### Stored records
## start
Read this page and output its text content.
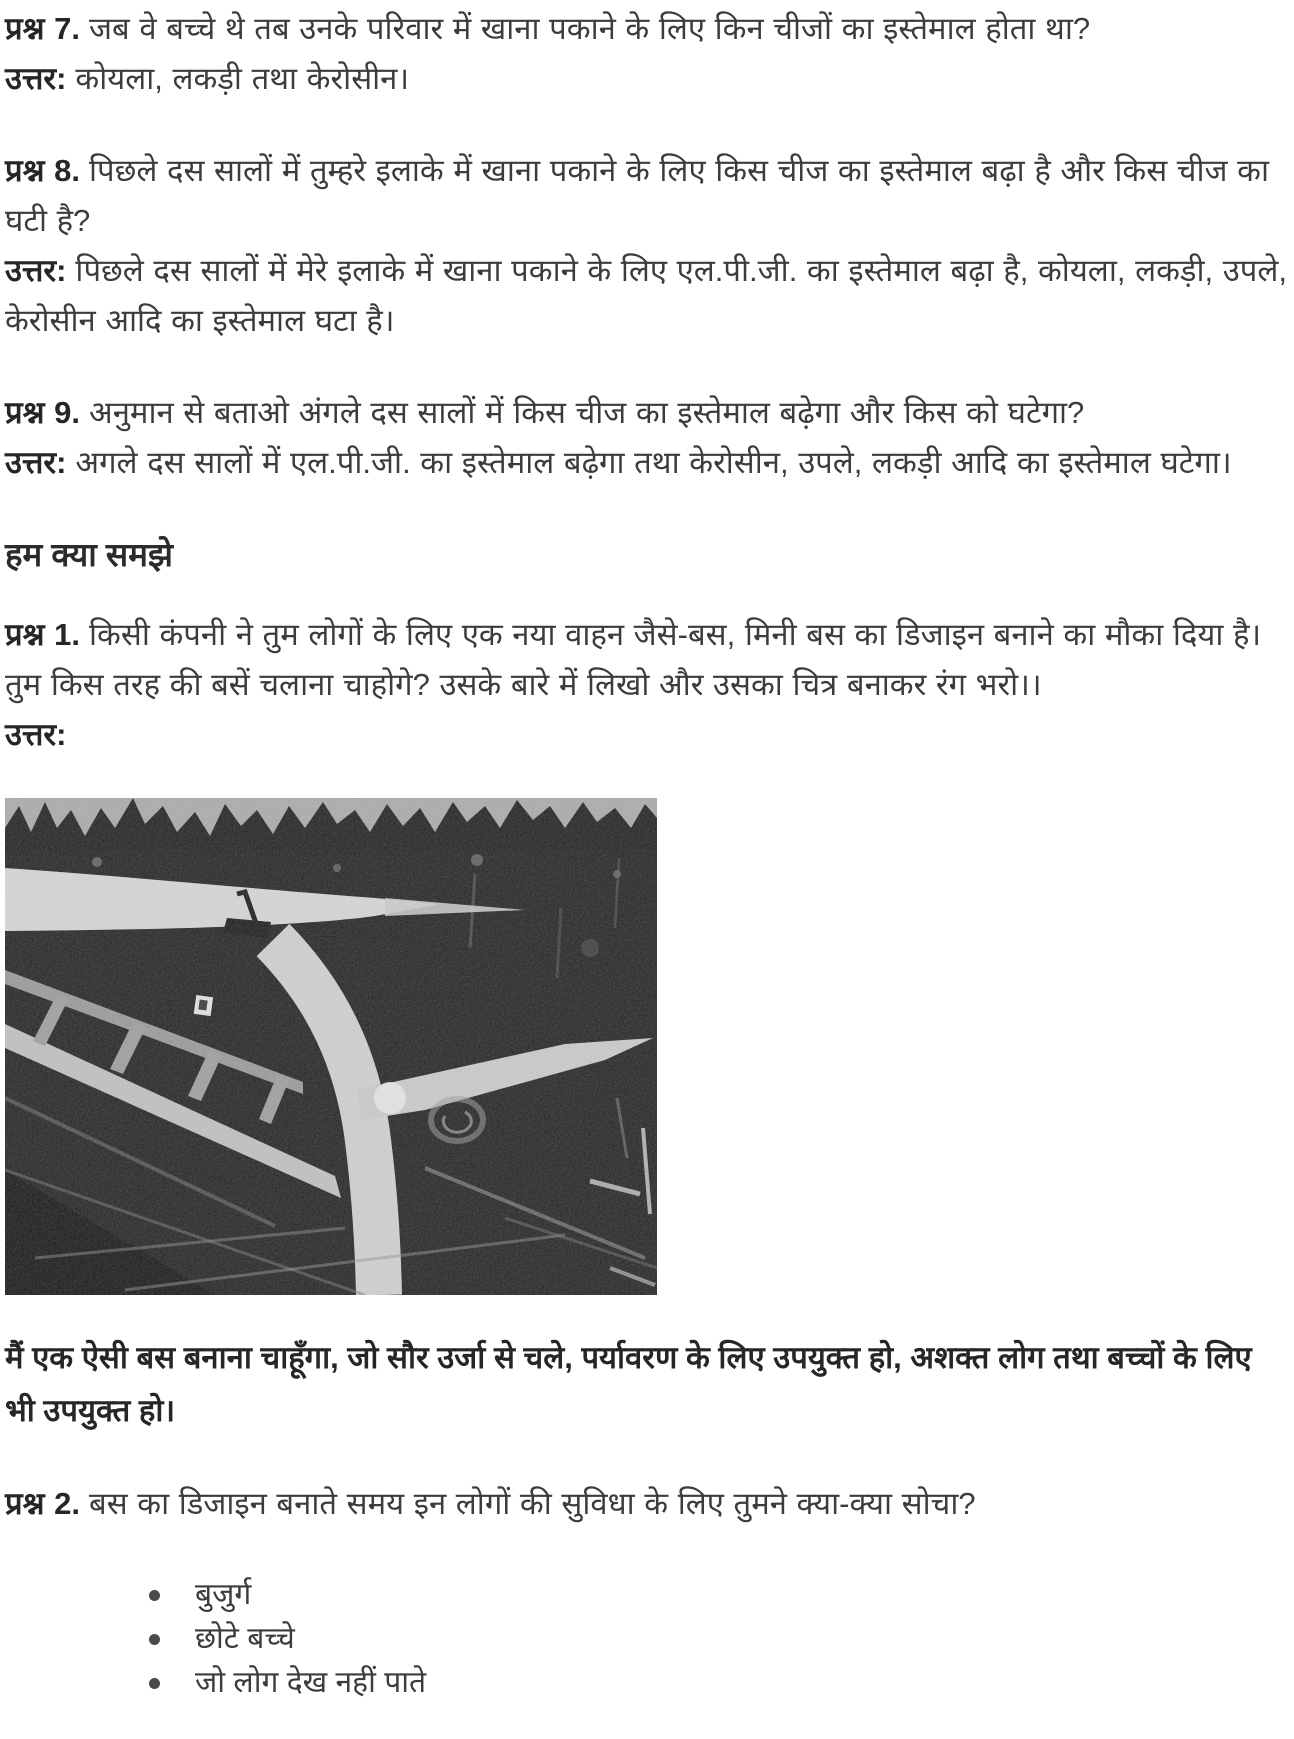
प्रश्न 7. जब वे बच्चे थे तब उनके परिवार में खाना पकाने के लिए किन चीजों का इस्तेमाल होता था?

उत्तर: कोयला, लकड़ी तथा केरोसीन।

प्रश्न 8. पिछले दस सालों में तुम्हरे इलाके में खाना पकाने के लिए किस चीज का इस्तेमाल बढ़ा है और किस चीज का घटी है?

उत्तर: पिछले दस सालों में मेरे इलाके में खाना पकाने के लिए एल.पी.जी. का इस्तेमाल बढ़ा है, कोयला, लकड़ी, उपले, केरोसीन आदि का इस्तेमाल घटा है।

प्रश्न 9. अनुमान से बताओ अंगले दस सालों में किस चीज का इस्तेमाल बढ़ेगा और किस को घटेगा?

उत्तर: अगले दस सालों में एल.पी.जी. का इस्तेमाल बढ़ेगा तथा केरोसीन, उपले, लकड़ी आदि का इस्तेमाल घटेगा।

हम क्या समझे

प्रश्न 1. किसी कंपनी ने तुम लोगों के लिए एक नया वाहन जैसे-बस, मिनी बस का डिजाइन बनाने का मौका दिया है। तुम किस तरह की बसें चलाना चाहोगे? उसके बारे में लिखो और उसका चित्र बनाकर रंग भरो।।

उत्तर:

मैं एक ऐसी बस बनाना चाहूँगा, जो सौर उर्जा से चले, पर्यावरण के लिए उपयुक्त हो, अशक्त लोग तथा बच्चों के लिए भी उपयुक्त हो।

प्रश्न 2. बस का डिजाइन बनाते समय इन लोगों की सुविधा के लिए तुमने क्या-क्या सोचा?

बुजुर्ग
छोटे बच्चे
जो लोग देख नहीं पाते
## end
## start
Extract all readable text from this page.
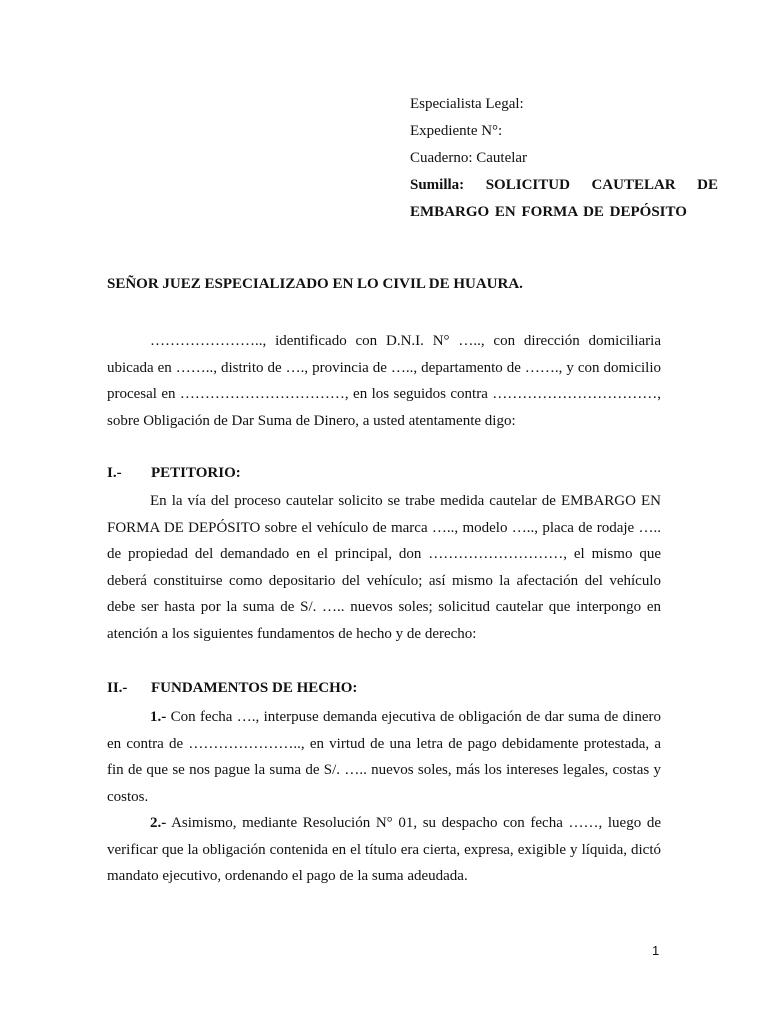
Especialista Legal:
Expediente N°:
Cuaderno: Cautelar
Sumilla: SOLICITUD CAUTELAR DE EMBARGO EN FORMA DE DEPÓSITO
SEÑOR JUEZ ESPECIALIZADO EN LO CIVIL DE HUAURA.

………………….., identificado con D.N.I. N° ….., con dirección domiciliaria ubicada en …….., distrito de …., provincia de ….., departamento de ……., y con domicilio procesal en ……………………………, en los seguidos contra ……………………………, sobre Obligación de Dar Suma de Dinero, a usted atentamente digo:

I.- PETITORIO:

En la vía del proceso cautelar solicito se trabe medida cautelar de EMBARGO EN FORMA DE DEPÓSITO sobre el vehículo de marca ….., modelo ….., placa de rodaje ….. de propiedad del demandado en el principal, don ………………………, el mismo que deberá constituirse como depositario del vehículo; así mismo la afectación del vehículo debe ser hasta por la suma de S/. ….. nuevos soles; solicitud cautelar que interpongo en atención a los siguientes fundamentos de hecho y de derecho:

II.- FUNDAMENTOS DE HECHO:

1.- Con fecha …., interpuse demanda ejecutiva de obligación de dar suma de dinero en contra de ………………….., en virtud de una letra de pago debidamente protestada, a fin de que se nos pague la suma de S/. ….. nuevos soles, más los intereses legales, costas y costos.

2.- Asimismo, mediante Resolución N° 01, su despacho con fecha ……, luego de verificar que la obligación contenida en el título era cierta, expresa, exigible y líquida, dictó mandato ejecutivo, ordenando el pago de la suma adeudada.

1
## end
### What the task requires
State how many lines of the records above contain "DEPÓSITO", with no words besides the number.

### Exercise solution
2